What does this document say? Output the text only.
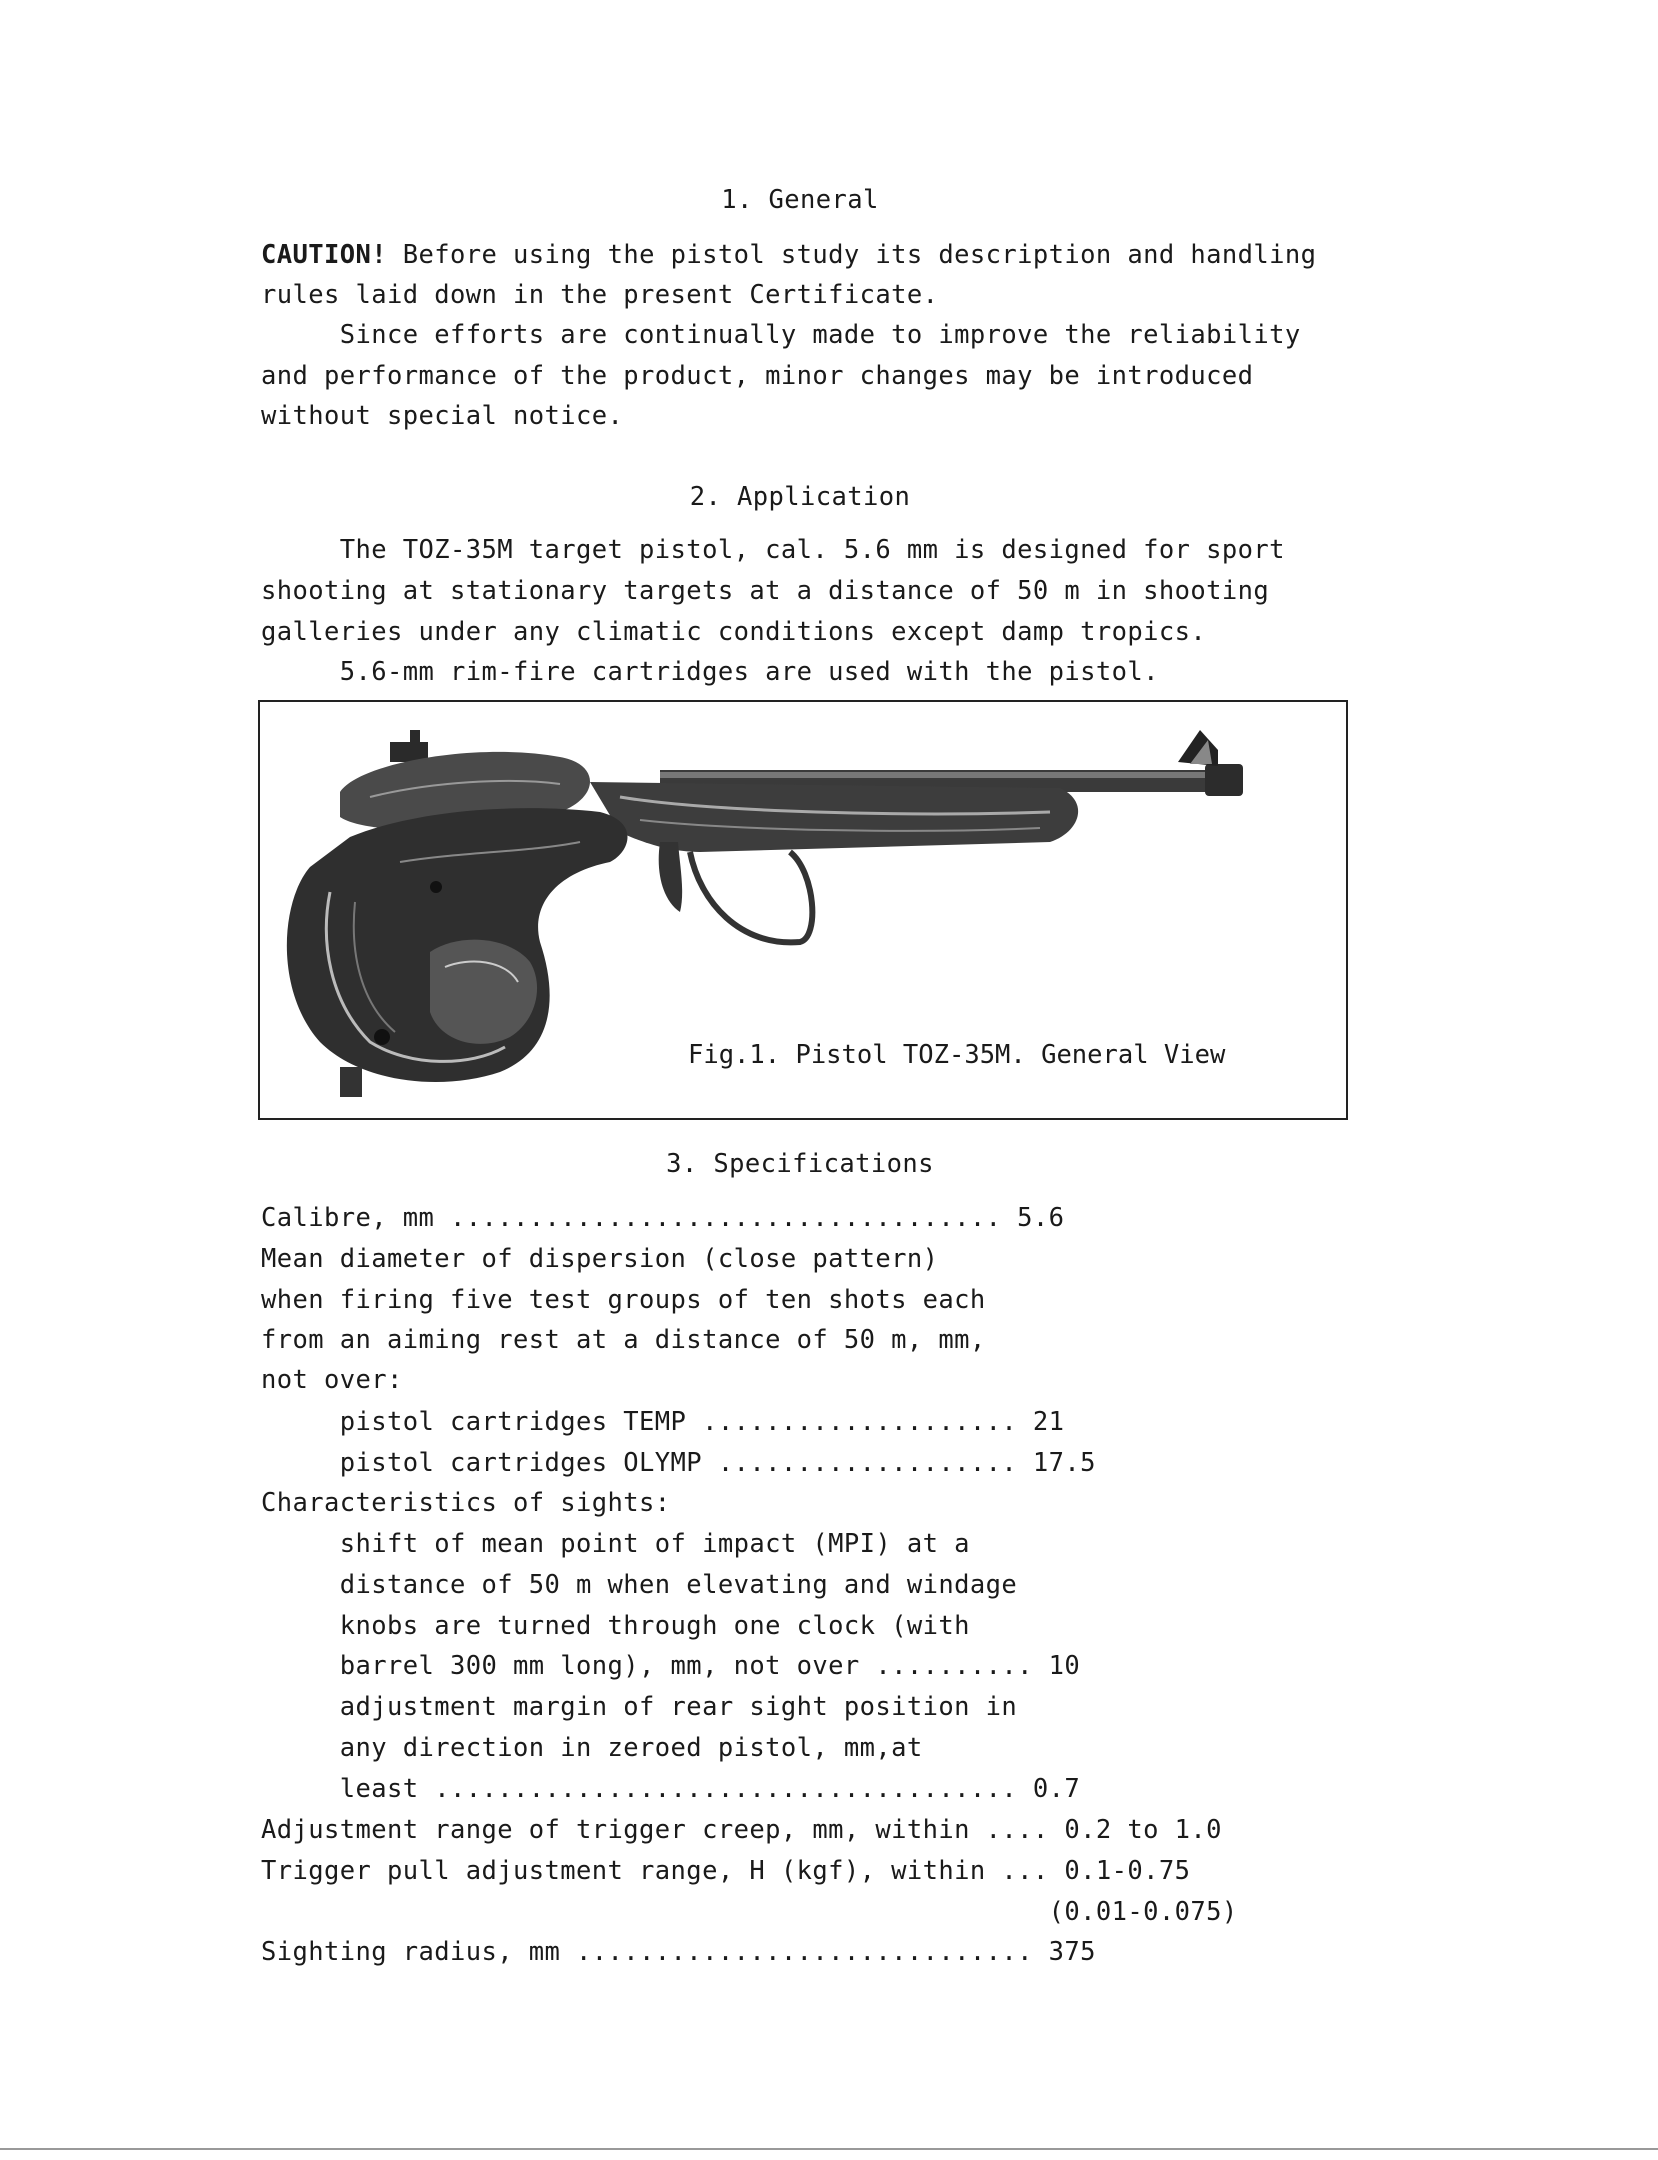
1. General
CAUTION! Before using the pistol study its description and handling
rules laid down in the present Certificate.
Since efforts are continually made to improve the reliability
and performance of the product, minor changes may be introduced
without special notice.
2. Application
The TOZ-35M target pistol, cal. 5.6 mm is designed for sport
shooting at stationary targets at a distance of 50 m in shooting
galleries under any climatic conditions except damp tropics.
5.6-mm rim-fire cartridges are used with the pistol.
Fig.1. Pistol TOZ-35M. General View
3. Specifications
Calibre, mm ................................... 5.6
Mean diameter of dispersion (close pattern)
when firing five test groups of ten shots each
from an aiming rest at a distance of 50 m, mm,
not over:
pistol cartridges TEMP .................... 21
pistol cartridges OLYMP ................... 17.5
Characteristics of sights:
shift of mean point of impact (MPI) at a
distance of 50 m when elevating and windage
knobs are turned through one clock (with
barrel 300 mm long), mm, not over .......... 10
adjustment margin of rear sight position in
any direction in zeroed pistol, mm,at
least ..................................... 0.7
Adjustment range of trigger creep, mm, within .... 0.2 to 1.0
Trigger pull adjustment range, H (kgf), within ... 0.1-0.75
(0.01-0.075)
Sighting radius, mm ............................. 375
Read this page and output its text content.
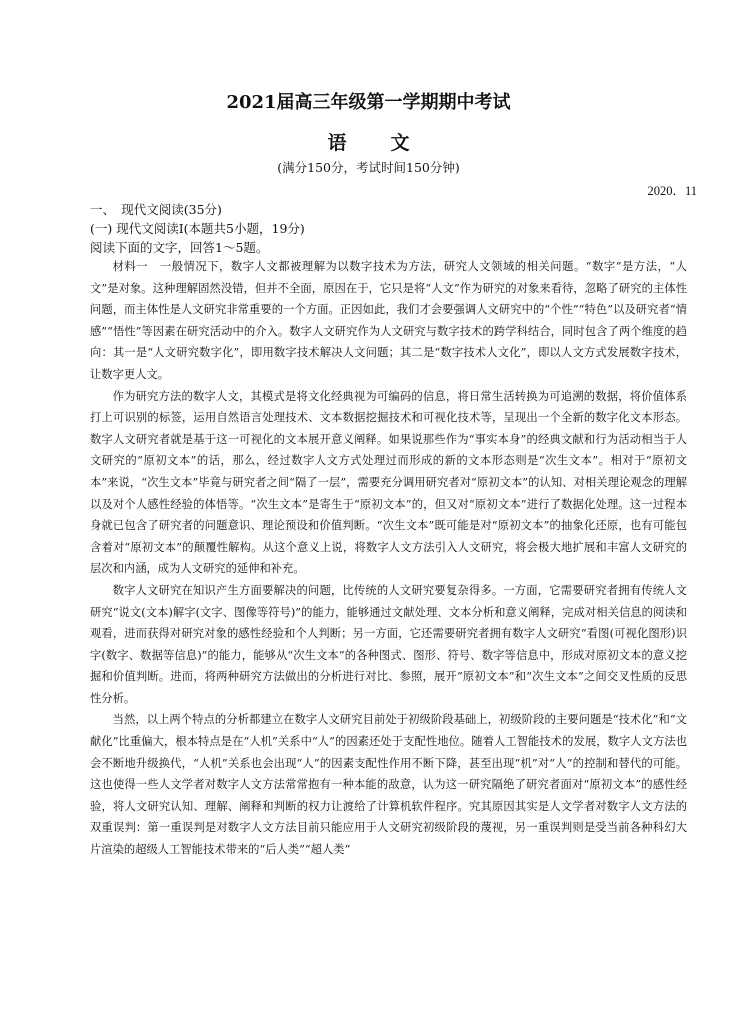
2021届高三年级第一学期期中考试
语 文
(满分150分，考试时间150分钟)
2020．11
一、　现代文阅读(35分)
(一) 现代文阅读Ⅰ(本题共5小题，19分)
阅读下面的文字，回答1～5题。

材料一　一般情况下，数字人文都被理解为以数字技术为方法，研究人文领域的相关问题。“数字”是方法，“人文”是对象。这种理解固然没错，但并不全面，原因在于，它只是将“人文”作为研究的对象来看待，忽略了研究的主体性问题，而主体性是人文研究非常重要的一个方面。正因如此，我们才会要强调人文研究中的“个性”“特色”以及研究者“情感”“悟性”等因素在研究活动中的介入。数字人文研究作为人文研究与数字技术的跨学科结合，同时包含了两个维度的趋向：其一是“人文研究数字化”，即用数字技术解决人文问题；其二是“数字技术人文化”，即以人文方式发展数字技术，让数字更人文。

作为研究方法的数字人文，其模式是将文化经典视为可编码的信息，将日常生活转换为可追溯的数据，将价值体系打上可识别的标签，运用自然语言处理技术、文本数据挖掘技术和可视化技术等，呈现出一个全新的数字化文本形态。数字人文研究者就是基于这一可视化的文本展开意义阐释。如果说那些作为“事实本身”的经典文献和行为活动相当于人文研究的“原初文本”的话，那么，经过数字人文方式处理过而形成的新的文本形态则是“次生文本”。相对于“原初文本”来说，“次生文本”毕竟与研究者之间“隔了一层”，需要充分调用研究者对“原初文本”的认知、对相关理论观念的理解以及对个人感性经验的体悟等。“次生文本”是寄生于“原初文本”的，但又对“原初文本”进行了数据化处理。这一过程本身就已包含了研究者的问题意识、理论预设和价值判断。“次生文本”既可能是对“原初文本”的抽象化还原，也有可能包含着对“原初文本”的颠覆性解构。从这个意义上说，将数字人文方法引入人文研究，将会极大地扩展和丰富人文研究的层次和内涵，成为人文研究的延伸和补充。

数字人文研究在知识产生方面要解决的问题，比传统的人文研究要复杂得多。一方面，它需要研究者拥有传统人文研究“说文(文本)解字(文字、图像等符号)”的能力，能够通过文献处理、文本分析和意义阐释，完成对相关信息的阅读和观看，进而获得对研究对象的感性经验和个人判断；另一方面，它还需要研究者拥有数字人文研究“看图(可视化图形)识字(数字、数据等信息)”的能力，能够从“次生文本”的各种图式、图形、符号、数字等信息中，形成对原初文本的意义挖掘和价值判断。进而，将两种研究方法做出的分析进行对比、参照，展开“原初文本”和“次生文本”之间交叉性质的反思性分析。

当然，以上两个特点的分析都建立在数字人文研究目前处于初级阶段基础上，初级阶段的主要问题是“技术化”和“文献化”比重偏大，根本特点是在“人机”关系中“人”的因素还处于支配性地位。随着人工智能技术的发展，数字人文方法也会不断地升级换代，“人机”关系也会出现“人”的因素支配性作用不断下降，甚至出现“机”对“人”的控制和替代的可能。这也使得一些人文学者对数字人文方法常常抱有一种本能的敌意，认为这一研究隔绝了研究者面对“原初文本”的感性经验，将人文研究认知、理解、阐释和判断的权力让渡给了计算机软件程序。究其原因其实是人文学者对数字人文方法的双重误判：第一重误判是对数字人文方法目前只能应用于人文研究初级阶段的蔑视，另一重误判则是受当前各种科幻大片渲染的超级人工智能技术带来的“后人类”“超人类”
· · ·
__Aim of the exercise__
Reproduce the material in its entirety and word for word, without the pictures.

__Complete answer__
What does this document say? Output the text only.
1. General
CAUTION! Before using the pistol study its description and handling
rules laid down in the present Certificate.
Since efforts are continually made to improve the reliability
and performance of the product, minor changes may be introduced
without special notice.
2. Application
The TOZ-35M target pistol, cal. 5.6 mm is designed for sport
shooting at stationary targets at a distance of 50 m in shooting
galleries under any climatic conditions except damp tropics.
5.6-mm rim-fire cartridges are used with the pistol.
Fig.1. Pistol TOZ-35M. General View
3. Specifications
Calibre, mm ................................... 5.6
Mean diameter of dispersion (close pattern)
when firing five test groups of ten shots each
from an aiming rest at a distance of 50 m, mm,
not over:
pistol cartridges TEMP .................... 21
pistol cartridges OLYMP ................... 17.5
Characteristics of sights:
shift of mean point of impact (MPI) at a
distance of 50 m when elevating and windage
knobs are turned through one clock (with
barrel 300 mm long), mm, not over .......... 10
adjustment margin of rear sight position in
any direction in zeroed pistol, mm,at
least ..................................... 0.7
Adjustment range of trigger creep, mm, within .... 0.2 to 1.0
Trigger pull adjustment range, H (kgf), within ... 0.1-0.75
(0.01-0.075)
Sighting radius, mm ............................. 375
Read this page and output its text content.
2021届高三年级第一学期期中考试
语 文
(满分150分，考试时间150分钟)
2020．11
一、　现代文阅读(35分)
(一) 现代文阅读Ⅰ(本题共5小题，19分)
阅读下面的文字，回答1～5题。

材料一　一般情况下，数字人文都被理解为以数字技术为方法，研究人文领域的相关问题。“数字”是方法，“人文”是对象。这种理解固然没错，但并不全面，原因在于，它只是将“人文”作为研究的对象来看待，忽略了研究的主体性问题，而主体性是人文研究非常重要的一个方面。正因如此，我们才会要强调人文研究中的“个性”“特色”以及研究者“情感”“悟性”等因素在研究活动中的介入。数字人文研究作为人文研究与数字技术的跨学科结合，同时包含了两个维度的趋向：其一是“人文研究数字化”，即用数字技术解决人文问题；其二是“数字技术人文化”，即以人文方式发展数字技术，让数字更人文。

作为研究方法的数字人文，其模式是将文化经典视为可编码的信息，将日常生活转换为可追溯的数据，将价值体系打上可识别的标签，运用自然语言处理技术、文本数据挖掘技术和可视化技术等，呈现出一个全新的数字化文本形态。数字人文研究者就是基于这一可视化的文本展开意义阐释。如果说那些作为“事实本身”的经典文献和行为活动相当于人文研究的“原初文本”的话，那么，经过数字人文方式处理过而形成的新的文本形态则是“次生文本”。相对于“原初文本”来说，“次生文本”毕竟与研究者之间“隔了一层”，需要充分调用研究者对“原初文本”的认知、对相关理论观念的理解以及对个人感性经验的体悟等。“次生文本”是寄生于“原初文本”的，但又对“原初文本”进行了数据化处理。这一过程本身就已包含了研究者的问题意识、理论预设和价值判断。“次生文本”既可能是对“原初文本”的抽象化还原，也有可能包含着对“原初文本”的颠覆性解构。从这个意义上说，将数字人文方法引入人文研究，将会极大地扩展和丰富人文研究的层次和内涵，成为人文研究的延伸和补充。

数字人文研究在知识产生方面要解决的问题，比传统的人文研究要复杂得多。一方面，它需要研究者拥有传统人文研究“说文(文本)解字(文字、图像等符号)”的能力，能够通过文献处理、文本分析和意义阐释，完成对相关信息的阅读和观看，进而获得对研究对象的感性经验和个人判断；另一方面，它还需要研究者拥有数字人文研究“看图(可视化图形)识字(数字、数据等信息)”的能力，能够从“次生文本”的各种图式、图形、符号、数字等信息中，形成对原初文本的意义挖掘和价值判断。进而，将两种研究方法做出的分析进行对比、参照，展开“原初文本”和“次生文本”之间交叉性质的反思性分析。

当然，以上两个特点的分析都建立在数字人文研究目前处于初级阶段基础上，初级阶段的主要问题是“技术化”和“文献化”比重偏大，根本特点是在“人机”关系中“人”的因素还处于支配性地位。随着人工智能技术的发展，数字人文方法也会不断地升级换代，“人机”关系也会出现“人”的因素支配性作用不断下降，甚至出现“机”对“人”的控制和替代的可能。这也使得一些人文学者对数字人文方法常常抱有一种本能的敌意，认为这一研究隔绝了研究者面对“原初文本”的感性经验，将人文研究认知、理解、阐释和判断的权力让渡给了计算机软件程序。究其原因其实是人文学者对数字人文方法的双重误判：第一重误判是对数字人文方法目前只能应用于人文研究初级阶段的蔑视，另一重误判则是受当前各种科幻大片渲染的超级人工智能技术带来的“后人类”“超人类”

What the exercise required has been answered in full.